● **PROMPT**: Print all of the data exactly as written.
* Begin EXERCISE INPUT *
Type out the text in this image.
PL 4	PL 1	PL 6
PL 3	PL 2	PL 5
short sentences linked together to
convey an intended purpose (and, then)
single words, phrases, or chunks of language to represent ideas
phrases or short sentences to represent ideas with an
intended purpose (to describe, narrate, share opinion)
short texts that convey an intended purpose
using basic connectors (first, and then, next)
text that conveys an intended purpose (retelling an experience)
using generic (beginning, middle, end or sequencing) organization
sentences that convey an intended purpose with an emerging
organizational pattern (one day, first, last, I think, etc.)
* End EXERCISE INPUT *
● **EXPECTED ANSWER**:
Type out the text in this image.
PL 4	PL 1	PL 6
PL 3	PL 2	PL 5
short sentences linked together to
convey an intended purpose (and, then)
single words, phrases, or chunks of language to represent ideas
phrases or short sentences to represent ideas with an
intended purpose (to describe, narrate, share opinion)
short texts that convey an intended purpose
using basic connectors (first, and then, next)
text that conveys an intended purpose (retelling an experience)
using generic (beginning, middle, end or sequencing) organization
sentences that convey an intended purpose with an emerging
organizational pattern (one day, first, last, I think, etc.)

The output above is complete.